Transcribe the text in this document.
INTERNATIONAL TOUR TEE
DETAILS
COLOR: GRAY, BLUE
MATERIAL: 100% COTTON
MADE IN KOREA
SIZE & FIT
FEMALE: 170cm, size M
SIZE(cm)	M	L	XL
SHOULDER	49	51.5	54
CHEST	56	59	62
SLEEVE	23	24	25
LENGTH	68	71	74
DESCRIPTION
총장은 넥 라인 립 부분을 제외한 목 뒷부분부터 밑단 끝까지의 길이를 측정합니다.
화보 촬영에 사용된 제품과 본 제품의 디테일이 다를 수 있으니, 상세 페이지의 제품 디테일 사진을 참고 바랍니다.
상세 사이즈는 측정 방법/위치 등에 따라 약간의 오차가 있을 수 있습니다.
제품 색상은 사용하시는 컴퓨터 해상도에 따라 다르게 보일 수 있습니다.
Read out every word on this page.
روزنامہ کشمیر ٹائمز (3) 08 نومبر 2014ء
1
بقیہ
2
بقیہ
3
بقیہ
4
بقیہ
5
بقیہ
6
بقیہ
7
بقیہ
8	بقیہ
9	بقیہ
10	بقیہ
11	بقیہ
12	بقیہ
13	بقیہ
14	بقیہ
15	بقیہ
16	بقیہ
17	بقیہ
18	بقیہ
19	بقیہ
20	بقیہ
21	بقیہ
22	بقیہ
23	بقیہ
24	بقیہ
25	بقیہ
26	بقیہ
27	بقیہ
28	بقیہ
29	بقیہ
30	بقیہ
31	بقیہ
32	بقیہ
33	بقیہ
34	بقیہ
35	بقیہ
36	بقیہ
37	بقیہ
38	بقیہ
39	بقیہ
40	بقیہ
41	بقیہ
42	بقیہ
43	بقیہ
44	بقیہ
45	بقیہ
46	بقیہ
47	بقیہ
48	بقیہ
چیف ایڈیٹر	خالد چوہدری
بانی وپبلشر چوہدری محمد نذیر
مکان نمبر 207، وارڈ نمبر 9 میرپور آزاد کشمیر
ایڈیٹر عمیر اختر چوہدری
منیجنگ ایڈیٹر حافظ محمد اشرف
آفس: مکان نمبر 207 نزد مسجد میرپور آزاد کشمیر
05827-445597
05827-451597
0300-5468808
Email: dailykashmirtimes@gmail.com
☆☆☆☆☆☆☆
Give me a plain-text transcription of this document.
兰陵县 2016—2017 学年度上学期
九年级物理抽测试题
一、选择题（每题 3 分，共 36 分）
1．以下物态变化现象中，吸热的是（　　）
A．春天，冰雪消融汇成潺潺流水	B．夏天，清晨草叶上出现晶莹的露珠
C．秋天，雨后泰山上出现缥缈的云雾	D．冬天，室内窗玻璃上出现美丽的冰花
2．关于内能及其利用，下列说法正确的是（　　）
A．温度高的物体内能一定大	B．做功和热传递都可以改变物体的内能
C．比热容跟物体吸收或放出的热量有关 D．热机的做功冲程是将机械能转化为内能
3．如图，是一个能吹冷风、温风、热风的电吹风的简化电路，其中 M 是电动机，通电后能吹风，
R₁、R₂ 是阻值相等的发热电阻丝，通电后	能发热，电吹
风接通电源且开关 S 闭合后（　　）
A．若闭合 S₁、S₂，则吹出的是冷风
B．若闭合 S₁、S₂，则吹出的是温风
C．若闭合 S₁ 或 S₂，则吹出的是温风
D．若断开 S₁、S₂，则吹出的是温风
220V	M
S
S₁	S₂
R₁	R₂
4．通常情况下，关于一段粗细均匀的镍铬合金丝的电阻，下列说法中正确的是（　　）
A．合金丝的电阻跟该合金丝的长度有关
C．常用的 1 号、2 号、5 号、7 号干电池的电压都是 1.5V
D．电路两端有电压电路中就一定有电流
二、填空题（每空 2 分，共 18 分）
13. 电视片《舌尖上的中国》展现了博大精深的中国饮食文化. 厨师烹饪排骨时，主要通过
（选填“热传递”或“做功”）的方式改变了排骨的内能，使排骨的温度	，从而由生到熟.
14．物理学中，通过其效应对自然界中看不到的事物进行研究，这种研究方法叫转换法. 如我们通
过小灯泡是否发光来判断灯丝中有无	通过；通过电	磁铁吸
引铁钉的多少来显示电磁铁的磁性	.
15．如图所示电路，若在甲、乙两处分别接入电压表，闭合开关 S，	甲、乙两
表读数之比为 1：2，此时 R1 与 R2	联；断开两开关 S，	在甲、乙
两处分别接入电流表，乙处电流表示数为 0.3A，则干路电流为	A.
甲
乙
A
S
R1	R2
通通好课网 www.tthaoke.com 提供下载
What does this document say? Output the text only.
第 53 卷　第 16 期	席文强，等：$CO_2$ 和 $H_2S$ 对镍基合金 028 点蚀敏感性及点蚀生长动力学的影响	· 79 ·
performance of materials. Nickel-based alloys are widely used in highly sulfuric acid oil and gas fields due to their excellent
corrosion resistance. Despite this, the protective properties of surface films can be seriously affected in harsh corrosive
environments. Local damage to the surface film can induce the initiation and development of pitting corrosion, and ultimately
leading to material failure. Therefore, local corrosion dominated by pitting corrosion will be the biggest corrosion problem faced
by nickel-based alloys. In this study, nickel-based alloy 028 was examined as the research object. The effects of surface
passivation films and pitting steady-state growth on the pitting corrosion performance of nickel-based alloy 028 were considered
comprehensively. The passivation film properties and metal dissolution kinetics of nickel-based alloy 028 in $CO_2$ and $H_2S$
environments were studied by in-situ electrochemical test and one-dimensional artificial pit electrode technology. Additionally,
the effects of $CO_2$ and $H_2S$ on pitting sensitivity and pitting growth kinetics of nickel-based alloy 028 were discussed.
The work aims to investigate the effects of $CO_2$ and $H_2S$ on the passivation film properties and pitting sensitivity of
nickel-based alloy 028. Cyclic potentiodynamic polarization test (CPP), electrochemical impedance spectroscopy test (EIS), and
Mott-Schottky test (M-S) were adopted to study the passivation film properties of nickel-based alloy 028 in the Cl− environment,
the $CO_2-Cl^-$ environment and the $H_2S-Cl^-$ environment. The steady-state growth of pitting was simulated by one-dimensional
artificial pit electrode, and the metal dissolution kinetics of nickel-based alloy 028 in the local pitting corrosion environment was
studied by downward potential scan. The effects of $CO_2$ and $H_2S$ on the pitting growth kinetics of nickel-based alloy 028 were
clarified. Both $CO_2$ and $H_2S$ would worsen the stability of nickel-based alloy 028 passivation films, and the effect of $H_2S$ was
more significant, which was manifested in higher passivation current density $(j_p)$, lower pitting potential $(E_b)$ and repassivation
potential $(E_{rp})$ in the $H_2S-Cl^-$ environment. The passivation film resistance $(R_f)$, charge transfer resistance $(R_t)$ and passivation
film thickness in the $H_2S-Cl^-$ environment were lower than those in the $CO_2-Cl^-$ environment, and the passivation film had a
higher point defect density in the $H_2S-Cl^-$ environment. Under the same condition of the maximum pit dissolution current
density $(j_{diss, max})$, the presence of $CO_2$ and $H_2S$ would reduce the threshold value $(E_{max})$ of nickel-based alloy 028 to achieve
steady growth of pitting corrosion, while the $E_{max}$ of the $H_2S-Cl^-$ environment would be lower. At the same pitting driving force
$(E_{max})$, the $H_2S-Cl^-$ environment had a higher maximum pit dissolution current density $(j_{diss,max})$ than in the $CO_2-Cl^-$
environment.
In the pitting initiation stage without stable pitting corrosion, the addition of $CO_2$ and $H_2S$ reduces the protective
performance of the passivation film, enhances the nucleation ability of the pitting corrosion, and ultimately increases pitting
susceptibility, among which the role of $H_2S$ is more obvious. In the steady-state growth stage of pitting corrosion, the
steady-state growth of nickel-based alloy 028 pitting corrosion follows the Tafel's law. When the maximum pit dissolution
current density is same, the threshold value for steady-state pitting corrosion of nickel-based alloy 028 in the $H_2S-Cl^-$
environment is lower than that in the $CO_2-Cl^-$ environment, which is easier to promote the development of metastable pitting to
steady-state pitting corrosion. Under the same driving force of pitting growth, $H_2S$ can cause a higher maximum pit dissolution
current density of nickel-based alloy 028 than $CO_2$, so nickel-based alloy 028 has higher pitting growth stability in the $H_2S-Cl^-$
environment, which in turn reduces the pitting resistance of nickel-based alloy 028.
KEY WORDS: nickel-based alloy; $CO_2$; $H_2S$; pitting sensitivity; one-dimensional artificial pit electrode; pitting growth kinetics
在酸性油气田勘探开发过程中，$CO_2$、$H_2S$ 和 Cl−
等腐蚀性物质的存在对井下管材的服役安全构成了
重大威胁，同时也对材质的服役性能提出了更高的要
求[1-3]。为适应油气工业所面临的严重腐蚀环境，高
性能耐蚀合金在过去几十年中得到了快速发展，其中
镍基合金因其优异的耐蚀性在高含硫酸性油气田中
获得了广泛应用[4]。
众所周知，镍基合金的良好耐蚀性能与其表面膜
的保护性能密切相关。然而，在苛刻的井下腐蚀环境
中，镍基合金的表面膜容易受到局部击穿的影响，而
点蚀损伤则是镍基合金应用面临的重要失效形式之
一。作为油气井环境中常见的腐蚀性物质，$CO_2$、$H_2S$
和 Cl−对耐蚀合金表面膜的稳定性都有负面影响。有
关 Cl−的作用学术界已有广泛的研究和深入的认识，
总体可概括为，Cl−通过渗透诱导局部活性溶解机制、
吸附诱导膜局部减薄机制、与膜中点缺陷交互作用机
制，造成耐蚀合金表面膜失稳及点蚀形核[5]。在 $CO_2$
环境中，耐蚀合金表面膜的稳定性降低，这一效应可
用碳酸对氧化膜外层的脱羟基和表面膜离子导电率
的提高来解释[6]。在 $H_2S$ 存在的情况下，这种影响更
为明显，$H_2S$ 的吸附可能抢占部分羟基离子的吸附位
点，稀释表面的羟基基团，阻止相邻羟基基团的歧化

• • • • •

• _The problem_:
Select and copy every line of the listing with the word "dissolution".

• _Exercise response_:
comprehensively. The passivation film properties and metal dissolution kinetics of nickel-based alloy 028 in $CO_2$ and $H_2S$
artificial pit electrode, and the metal dissolution kinetics of nickel-based alloy 028 in the local pitting corrosion environment was
higher point defect density in the $H_2S-Cl^-$ environment. Under the same condition of the maximum pit dissolution current
$(E_{max})$, the $H_2S-Cl^-$ environment had a higher maximum pit dissolution current density $(j_{diss,max})$ than in the $CO_2-Cl^-$
steady-state growth of nickel-based alloy 028 pitting corrosion follows the Tafel's law. When the maximum pit dissolution
steady-state pitting corrosion. Under the same driving force of pitting growth, $H_2S$ can cause a higher maximum pit dissolution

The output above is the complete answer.